■ **TASK TO CARRY OUT**:
Report how many lines in the listing below include the word "Consumer". Write nothing besides the number.

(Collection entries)
>>>>
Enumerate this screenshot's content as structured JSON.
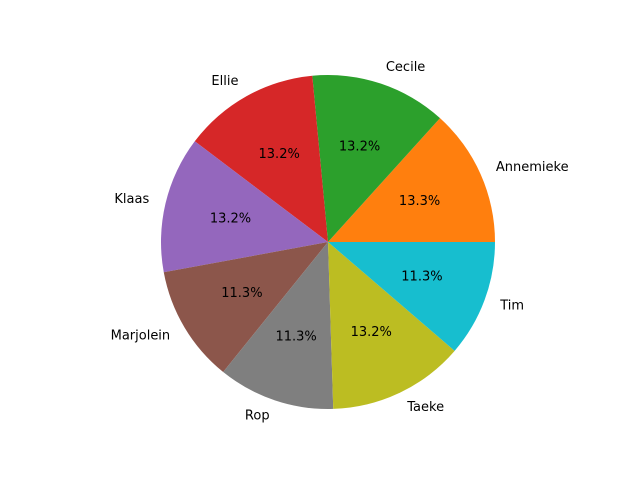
{
  "chart_data": {
    "type": "pie",
    "title": "",
    "start_angle_deg": 0,
    "direction": "counterclockwise",
    "slices": [
      {
        "label": "Annemieke",
        "value": 13.3,
        "pct_label": "13.3%",
        "color": "#ff7f0e"
      },
      {
        "label": "Cecile",
        "value": 13.2,
        "pct_label": "13.2%",
        "color": "#2ca02c"
      },
      {
        "label": "Ellie",
        "value": 13.2,
        "pct_label": "13.2%",
        "color": "#d62728"
      },
      {
        "label": "Klaas",
        "value": 13.2,
        "pct_label": "13.2%",
        "color": "#9467bd"
      },
      {
        "label": "Marjolein",
        "value": 11.3,
        "pct_label": "11.3%",
        "color": "#8c564b"
      },
      {
        "label": "Rop",
        "value": 11.3,
        "pct_label": "11.3%",
        "color": "#7f7f7f"
      },
      {
        "label": "Taeke",
        "value": 13.2,
        "pct_label": "13.2%",
        "color": "#bcbd22"
      },
      {
        "label": "Tim",
        "value": 11.3,
        "pct_label": "11.3%",
        "color": "#17becf"
      }
    ]
  }
}
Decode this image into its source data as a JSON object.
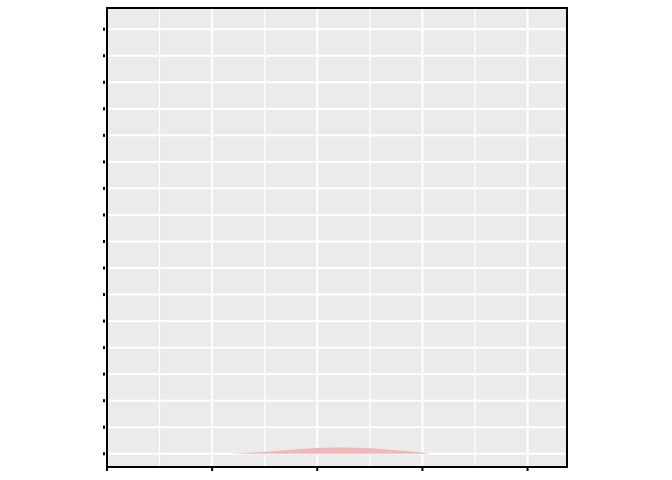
{
  "chart_data": {
    "type": "area",
    "title": "",
    "xlabel": "",
    "ylabel": "",
    "x_ticks": [
      "",
      "",
      "",
      "",
      ""
    ],
    "y_ticks": [
      "",
      "",
      "",
      "",
      "",
      "",
      "",
      "",
      "",
      "",
      "",
      "",
      "",
      "",
      "",
      "",
      ""
    ],
    "xlim": [
      0,
      8.75
    ],
    "ylim": [
      -0.5,
      16.8
    ],
    "grid": true,
    "legend": "none",
    "series": [
      {
        "fill_color": "#f4b6b6",
        "x": [
          2.33,
          3.0,
          3.5,
          4.0,
          4.5,
          5.0,
          5.5,
          6.0,
          6.15
        ],
        "y": [
          0.0,
          0.07,
          0.15,
          0.22,
          0.24,
          0.21,
          0.13,
          0.05,
          0.0
        ]
      }
    ],
    "colors": {
      "panel_background": "#ebebeb",
      "gridline": "#ffffff",
      "axis": "#000000"
    }
  }
}
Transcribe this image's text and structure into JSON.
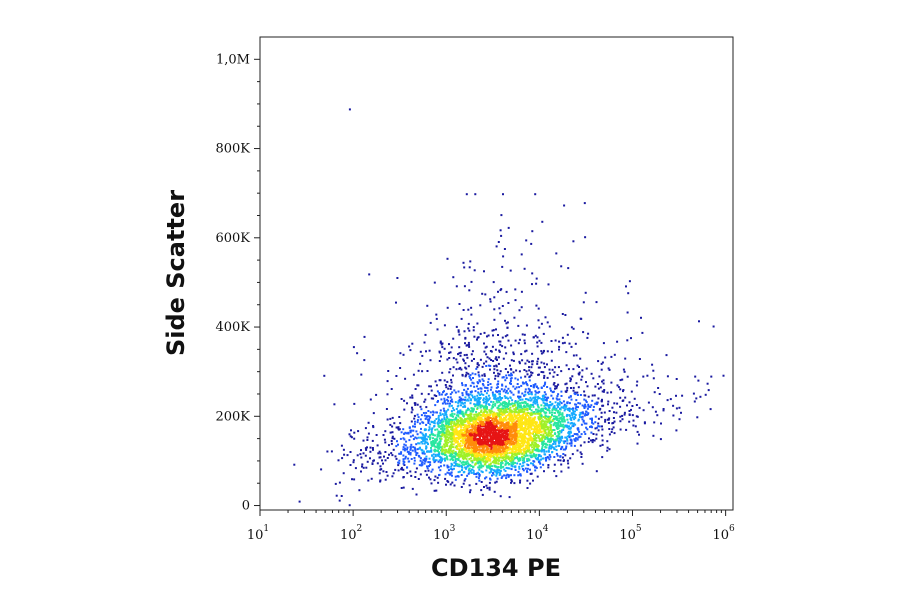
{
  "chart_data": {
    "type": "scatter",
    "plot_style": "density-colored flow cytometry dot plot",
    "xlabel": "CD134 PE",
    "ylabel": "Side Scatter",
    "x_scale": "log",
    "xlim": [
      10,
      1200000
    ],
    "ylim": [
      -10000,
      1050000
    ],
    "x_ticks": [
      {
        "base": "10",
        "exp": "1",
        "value": 10
      },
      {
        "base": "10",
        "exp": "2",
        "value": 100
      },
      {
        "base": "10",
        "exp": "3",
        "value": 1000
      },
      {
        "base": "10",
        "exp": "4",
        "value": 10000
      },
      {
        "base": "10",
        "exp": "5",
        "value": 100000
      },
      {
        "base": "10",
        "exp": "6",
        "value": 1000000
      }
    ],
    "y_ticks": [
      {
        "label": "0",
        "value": 0
      },
      {
        "label": "200K",
        "value": 200000
      },
      {
        "label": "400K",
        "value": 400000
      },
      {
        "label": "600K",
        "value": 600000
      },
      {
        "label": "800K",
        "value": 800000
      },
      {
        "label": "1,0M",
        "value": 1000000
      }
    ],
    "population": {
      "peak_x": 3500,
      "peak_y": 150000,
      "main_spread_x_decades": [
        2.4,
        5.0
      ],
      "main_spread_y": [
        60000,
        350000
      ],
      "outlier_examples": [
        [
          90,
          890000
        ],
        [
          30000,
          680000
        ],
        [
          1200000,
          310000
        ]
      ]
    },
    "density_colors": [
      "#1a1aa0",
      "#1e5aff",
      "#14aaff",
      "#28e6a0",
      "#a0f028",
      "#ffe614",
      "#ff8c0a",
      "#e61414"
    ]
  }
}
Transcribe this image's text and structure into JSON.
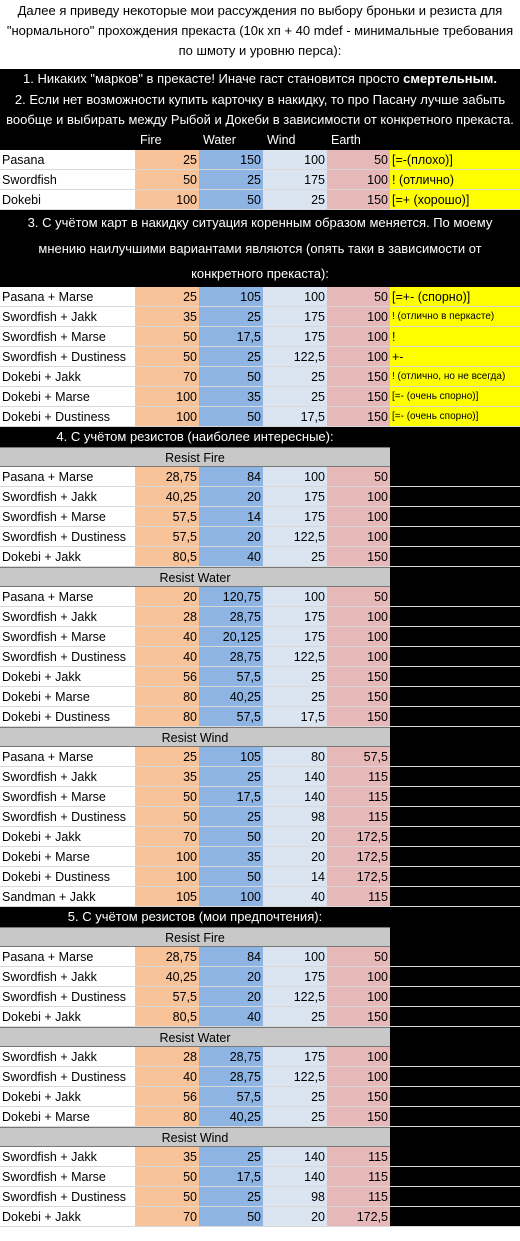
{
  "intro": "Далее я приведу некоторые мои рассуждения по выбору броньки и резиста для \"нормального\" прохождения прекаста (10к хп + 40 mdef - минимальные требования по шмоту и уровню перса):",
  "s1": {
    "text": "1. Никаких \"марков\" в прекасте! Иначе гаст становится просто ",
    "bold": "смертельным."
  },
  "s2": "2. Если нет возможности купить карточку в накидку, то про Пасану лучше забыть вообще и выбирать между Рыбой и Докеби в зависимости от конкретного прекаста.",
  "headers": {
    "fire": "Fire",
    "water": "Water",
    "wind": "Wind",
    "earth": "Earth"
  },
  "t2": [
    {
      "name": "Pasana",
      "fire": "25",
      "water": "150",
      "wind": "100",
      "earth": "50",
      "note": "[=-(плохо)]"
    },
    {
      "name": "Swordfish",
      "fire": "50",
      "water": "25",
      "wind": "175",
      "earth": "100",
      "note": "! (отлично)"
    },
    {
      "name": "Dokebi",
      "fire": "100",
      "water": "50",
      "wind": "25",
      "earth": "150",
      "note": "[=+ (хорошо)]"
    }
  ],
  "s3": "3. С учётом карт в накидку ситуация коренным образом меняется. По моему мнению наилучшими вариантами являются (опять таки в зависимости от конкретного прекаста):",
  "t3": [
    {
      "name": "Pasana + Marse",
      "fire": "25",
      "water": "105",
      "wind": "100",
      "earth": "50",
      "note": "[=+- (спорно)]"
    },
    {
      "name": "Swordfish + Jakk",
      "fire": "35",
      "water": "25",
      "wind": "175",
      "earth": "100",
      "note": "! (отлично в перкасте)"
    },
    {
      "name": "Swordfish + Marse",
      "fire": "50",
      "water": "17,5",
      "wind": "175",
      "earth": "100",
      "note": "!"
    },
    {
      "name": "Swordfish + Dustiness",
      "fire": "50",
      "water": "25",
      "wind": "122,5",
      "earth": "100",
      "note": "+-"
    },
    {
      "name": "Dokebi + Jakk",
      "fire": "70",
      "water": "50",
      "wind": "25",
      "earth": "150",
      "note": "! (отлично, но не всегда)"
    },
    {
      "name": "Dokebi + Marse",
      "fire": "100",
      "water": "35",
      "wind": "25",
      "earth": "150",
      "note": "[=- (очень спорно)]"
    },
    {
      "name": "Dokebi + Dustiness",
      "fire": "100",
      "water": "50",
      "wind": "17,5",
      "earth": "150",
      "note": "[=- (очень спорно)]"
    }
  ],
  "s4": "4. С учётом резистов (наиболее интересные):",
  "s4_fire_label": "Resist Fire",
  "s4_fire": [
    {
      "name": "Pasana + Marse",
      "fire": "28,75",
      "water": "84",
      "wind": "100",
      "earth": "50"
    },
    {
      "name": "Swordfish + Jakk",
      "fire": "40,25",
      "water": "20",
      "wind": "175",
      "earth": "100"
    },
    {
      "name": "Swordfish + Marse",
      "fire": "57,5",
      "water": "14",
      "wind": "175",
      "earth": "100"
    },
    {
      "name": "Swordfish + Dustiness",
      "fire": "57,5",
      "water": "20",
      "wind": "122,5",
      "earth": "100"
    },
    {
      "name": "Dokebi + Jakk",
      "fire": "80,5",
      "water": "40",
      "wind": "25",
      "earth": "150"
    }
  ],
  "s4_water_label": "Resist Water",
  "s4_water": [
    {
      "name": "Pasana + Marse",
      "fire": "20",
      "water": "120,75",
      "wind": "100",
      "earth": "50"
    },
    {
      "name": "Swordfish + Jakk",
      "fire": "28",
      "water": "28,75",
      "wind": "175",
      "earth": "100"
    },
    {
      "name": "Swordfish + Marse",
      "fire": "40",
      "water": "20,125",
      "wind": "175",
      "earth": "100"
    },
    {
      "name": "Swordfish + Dustiness",
      "fire": "40",
      "water": "28,75",
      "wind": "122,5",
      "earth": "100"
    },
    {
      "name": "Dokebi + Jakk",
      "fire": "56",
      "water": "57,5",
      "wind": "25",
      "earth": "150"
    },
    {
      "name": "Dokebi + Marse",
      "fire": "80",
      "water": "40,25",
      "wind": "25",
      "earth": "150"
    },
    {
      "name": "Dokebi + Dustiness",
      "fire": "80",
      "water": "57,5",
      "wind": "17,5",
      "earth": "150"
    }
  ],
  "s4_wind_label": "Resist Wind",
  "s4_wind": [
    {
      "name": "Pasana + Marse",
      "fire": "25",
      "water": "105",
      "wind": "80",
      "earth": "57,5"
    },
    {
      "name": "Swordfish + Jakk",
      "fire": "35",
      "water": "25",
      "wind": "140",
      "earth": "115"
    },
    {
      "name": "Swordfish + Marse",
      "fire": "50",
      "water": "17,5",
      "wind": "140",
      "earth": "115"
    },
    {
      "name": "Swordfish + Dustiness",
      "fire": "50",
      "water": "25",
      "wind": "98",
      "earth": "115"
    },
    {
      "name": "Dokebi + Jakk",
      "fire": "70",
      "water": "50",
      "wind": "20",
      "earth": "172,5"
    },
    {
      "name": "Dokebi + Marse",
      "fire": "100",
      "water": "35",
      "wind": "20",
      "earth": "172,5"
    },
    {
      "name": "Dokebi + Dustiness",
      "fire": "100",
      "water": "50",
      "wind": "14",
      "earth": "172,5"
    },
    {
      "name": "Sandman + Jakk",
      "fire": "105",
      "water": "100",
      "wind": "40",
      "earth": "115"
    }
  ],
  "s5": "5. С учётом резистов (мои предпочтения):",
  "s5_fire_label": "Resist Fire",
  "s5_fire": [
    {
      "name": "Pasana + Marse",
      "fire": "28,75",
      "water": "84",
      "wind": "100",
      "earth": "50"
    },
    {
      "name": "Swordfish + Jakk",
      "fire": "40,25",
      "water": "20",
      "wind": "175",
      "earth": "100"
    },
    {
      "name": "Swordfish + Dustiness",
      "fire": "57,5",
      "water": "20",
      "wind": "122,5",
      "earth": "100"
    },
    {
      "name": "Dokebi + Jakk",
      "fire": "80,5",
      "water": "40",
      "wind": "25",
      "earth": "150"
    }
  ],
  "s5_water_label": "Resist Water",
  "s5_water": [
    {
      "name": "Swordfish + Jakk",
      "fire": "28",
      "water": "28,75",
      "wind": "175",
      "earth": "100"
    },
    {
      "name": "Swordfish + Dustiness",
      "fire": "40",
      "water": "28,75",
      "wind": "122,5",
      "earth": "100"
    },
    {
      "name": "Dokebi + Jakk",
      "fire": "56",
      "water": "57,5",
      "wind": "25",
      "earth": "150"
    },
    {
      "name": "Dokebi + Marse",
      "fire": "80",
      "water": "40,25",
      "wind": "25",
      "earth": "150"
    }
  ],
  "s5_wind_label": "Resist Wind",
  "s5_wind": [
    {
      "name": "Swordfish + Jakk",
      "fire": "35",
      "water": "25",
      "wind": "140",
      "earth": "115"
    },
    {
      "name": "Swordfish + Marse",
      "fire": "50",
      "water": "17,5",
      "wind": "140",
      "earth": "115"
    },
    {
      "name": "Swordfish + Dustiness",
      "fire": "50",
      "water": "25",
      "wind": "98",
      "earth": "115"
    },
    {
      "name": "Dokebi + Jakk",
      "fire": "70",
      "water": "50",
      "wind": "20",
      "earth": "172,5"
    }
  ],
  "colors": {
    "fire": "#f9c39a",
    "water": "#8eb4e3",
    "wind": "#dbe5f1",
    "earth": "#e6b9b8",
    "note": "#ffff00",
    "subhead": "#c8c8c8"
  }
}
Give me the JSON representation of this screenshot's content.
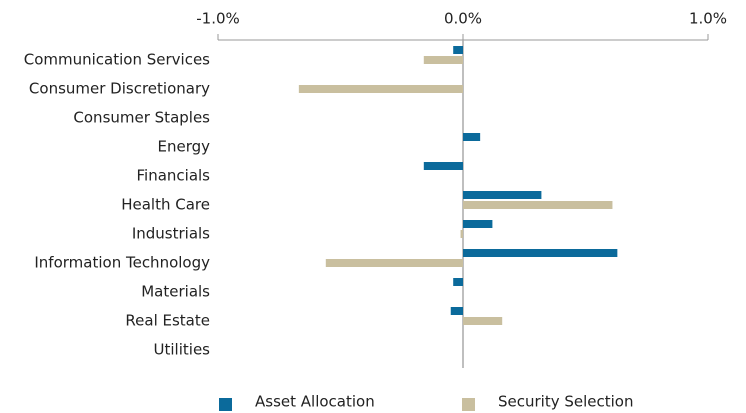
{
  "chart_data": {
    "type": "bar",
    "orientation": "horizontal",
    "categories": [
      "Communication Services",
      "Consumer Discretionary",
      "Consumer Staples",
      "Energy",
      "Financials",
      "Health Care",
      "Industrials",
      "Information Technology",
      "Materials",
      "Real Estate",
      "Utilities"
    ],
    "series": [
      {
        "name": "Asset Allocation",
        "color": "#0b6a9b",
        "values": [
          -0.04,
          0,
          0,
          0.07,
          -0.16,
          0.32,
          0.12,
          0.63,
          -0.04,
          -0.05,
          0
        ]
      },
      {
        "name": "Security Selection",
        "color": "#c9bf9f",
        "values": [
          -0.16,
          -0.67,
          0,
          0,
          0,
          0.61,
          -0.01,
          -0.56,
          0,
          0.16,
          0
        ]
      }
    ],
    "xlim": [
      -1,
      1
    ],
    "xticks": [
      {
        "value": -1,
        "label": "-1.0%"
      },
      {
        "value": 0,
        "label": "0.0%"
      },
      {
        "value": 1,
        "label": "1.0%"
      }
    ],
    "legend": "bottom"
  }
}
<<<<
■ **EXERCISE RESPONSE**:
2